§ **What you need to do**: All records should be reproduced verbatim.

§ **Input rows**:
>>>

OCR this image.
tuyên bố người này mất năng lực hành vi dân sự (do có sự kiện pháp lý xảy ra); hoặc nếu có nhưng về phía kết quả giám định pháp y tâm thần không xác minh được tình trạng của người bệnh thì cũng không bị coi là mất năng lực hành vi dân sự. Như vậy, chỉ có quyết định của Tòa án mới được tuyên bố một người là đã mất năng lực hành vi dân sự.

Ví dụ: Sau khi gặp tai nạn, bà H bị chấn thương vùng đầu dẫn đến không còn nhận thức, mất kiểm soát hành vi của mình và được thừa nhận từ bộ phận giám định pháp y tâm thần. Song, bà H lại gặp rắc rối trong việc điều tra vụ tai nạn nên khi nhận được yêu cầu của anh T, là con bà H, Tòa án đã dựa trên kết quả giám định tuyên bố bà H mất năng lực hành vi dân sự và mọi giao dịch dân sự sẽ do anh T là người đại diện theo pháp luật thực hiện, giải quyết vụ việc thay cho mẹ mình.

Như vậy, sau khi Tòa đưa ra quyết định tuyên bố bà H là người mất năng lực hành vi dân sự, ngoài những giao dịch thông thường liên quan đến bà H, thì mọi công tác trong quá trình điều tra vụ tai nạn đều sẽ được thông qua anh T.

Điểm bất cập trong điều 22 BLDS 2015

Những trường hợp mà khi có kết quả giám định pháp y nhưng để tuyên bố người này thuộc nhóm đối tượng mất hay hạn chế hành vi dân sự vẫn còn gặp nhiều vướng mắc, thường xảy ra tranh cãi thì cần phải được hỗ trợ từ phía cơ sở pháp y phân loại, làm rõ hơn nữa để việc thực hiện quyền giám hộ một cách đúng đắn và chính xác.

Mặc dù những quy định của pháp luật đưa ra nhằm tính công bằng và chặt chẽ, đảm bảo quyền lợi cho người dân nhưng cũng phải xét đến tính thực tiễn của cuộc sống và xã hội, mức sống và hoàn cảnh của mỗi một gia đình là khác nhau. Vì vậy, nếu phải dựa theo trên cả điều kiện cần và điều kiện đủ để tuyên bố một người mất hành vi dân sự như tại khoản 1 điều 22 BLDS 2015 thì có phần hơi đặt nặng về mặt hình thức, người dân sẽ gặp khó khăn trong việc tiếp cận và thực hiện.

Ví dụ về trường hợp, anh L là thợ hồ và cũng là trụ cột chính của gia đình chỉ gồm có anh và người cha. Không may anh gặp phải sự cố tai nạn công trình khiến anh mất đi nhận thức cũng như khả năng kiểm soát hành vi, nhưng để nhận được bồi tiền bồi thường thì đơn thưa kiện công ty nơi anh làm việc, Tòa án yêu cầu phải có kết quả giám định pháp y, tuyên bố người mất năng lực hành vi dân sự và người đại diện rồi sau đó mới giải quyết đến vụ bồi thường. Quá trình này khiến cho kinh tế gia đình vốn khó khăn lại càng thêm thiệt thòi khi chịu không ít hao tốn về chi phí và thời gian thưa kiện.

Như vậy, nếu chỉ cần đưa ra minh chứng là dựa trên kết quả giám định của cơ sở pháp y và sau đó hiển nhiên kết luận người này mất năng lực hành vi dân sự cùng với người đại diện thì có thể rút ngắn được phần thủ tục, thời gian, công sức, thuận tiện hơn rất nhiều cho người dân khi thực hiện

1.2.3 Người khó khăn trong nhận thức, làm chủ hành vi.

<<<

§ **Right answer**:
OCR this image.
tuyên bố người này mất năng lực hành vi dân sự (do có sự kiện pháp lý xảy ra); hoặc nếu có nhưng về phía kết quả giám định pháp y tâm thần không xác minh được tình trạng của người bệnh thì cũng không bị coi là mất năng lực hành vi dân sự. Như vậy, chỉ có quyết định của Tòa án mới được tuyên bố một người là đã mất năng lực hành vi dân sự.

Ví dụ: Sau khi gặp tai nạn, bà H bị chấn thương vùng đầu dẫn đến không còn nhận thức, mất kiểm soát hành vi của mình và được thừa nhận từ bộ phận giám định pháp y tâm thần. Song, bà H lại gặp rắc rối trong việc điều tra vụ tai nạn nên khi nhận được yêu cầu của anh T, là con bà H, Tòa án đã dựa trên kết quả giám định tuyên bố bà H mất năng lực hành vi dân sự và mọi giao dịch dân sự sẽ do anh T là người đại diện theo pháp luật thực hiện, giải quyết vụ việc thay cho mẹ mình.

Như vậy, sau khi Tòa đưa ra quyết định tuyên bố bà H là người mất năng lực hành vi dân sự, ngoài những giao dịch thông thường liên quan đến bà H, thì mọi công tác trong quá trình điều tra vụ tai nạn đều sẽ được thông qua anh T.

Điểm bất cập trong điều 22 BLDS 2015

Những trường hợp mà khi có kết quả giám định pháp y nhưng để tuyên bố người này thuộc nhóm đối tượng mất hay hạn chế hành vi dân sự vẫn còn gặp nhiều vướng mắc, thường xảy ra tranh cãi thì cần phải được hỗ trợ từ phía cơ sở pháp y phân loại, làm rõ hơn nữa để việc thực hiện quyền giám hộ một cách đúng đắn và chính xác.

Mặc dù những quy định của pháp luật đưa ra nhằm tính công bằng và chặt chẽ, đảm bảo quyền lợi cho người dân nhưng cũng phải xét đến tính thực tiễn của cuộc sống và xã hội, mức sống và hoàn cảnh của mỗi một gia đình là khác nhau. Vì vậy, nếu phải dựa theo trên cả điều kiện cần và điều kiện đủ để tuyên bố một người mất hành vi dân sự như tại khoản 1 điều 22 BLDS 2015 thì có phần hơi đặt nặng về mặt hình thức, người dân sẽ gặp khó khăn trong việc tiếp cận và thực hiện.

Ví dụ về trường hợp, anh L là thợ hồ và cũng là trụ cột chính của gia đình chỉ gồm có anh và người cha. Không may anh gặp phải sự cố tai nạn công trình khiến anh mất đi nhận thức cũng như khả năng kiểm soát hành vi, nhưng để nhận được bồi tiền bồi thường thì đơn thưa kiện công ty nơi anh làm việc, Tòa án yêu cầu phải có kết quả giám định pháp y, tuyên bố người mất năng lực hành vi dân sự và người đại diện rồi sau đó mới giải quyết đến vụ bồi thường. Quá trình này khiến cho kinh tế gia đình vốn khó khăn lại càng thêm thiệt thòi khi chịu không ít hao tốn về chi phí và thời gian thưa kiện.

Như vậy, nếu chỉ cần đưa ra minh chứng là dựa trên kết quả giám định của cơ sở pháp y và sau đó hiển nhiên kết luận người này mất năng lực hành vi dân sự cùng với người đại diện thì có thể rút ngắn được phần thủ tục, thời gian, công sức, thuận tiện hơn rất nhiều cho người dân khi thực hiện

1.2.3 Người khó khăn trong nhận thức, làm chủ hành vi.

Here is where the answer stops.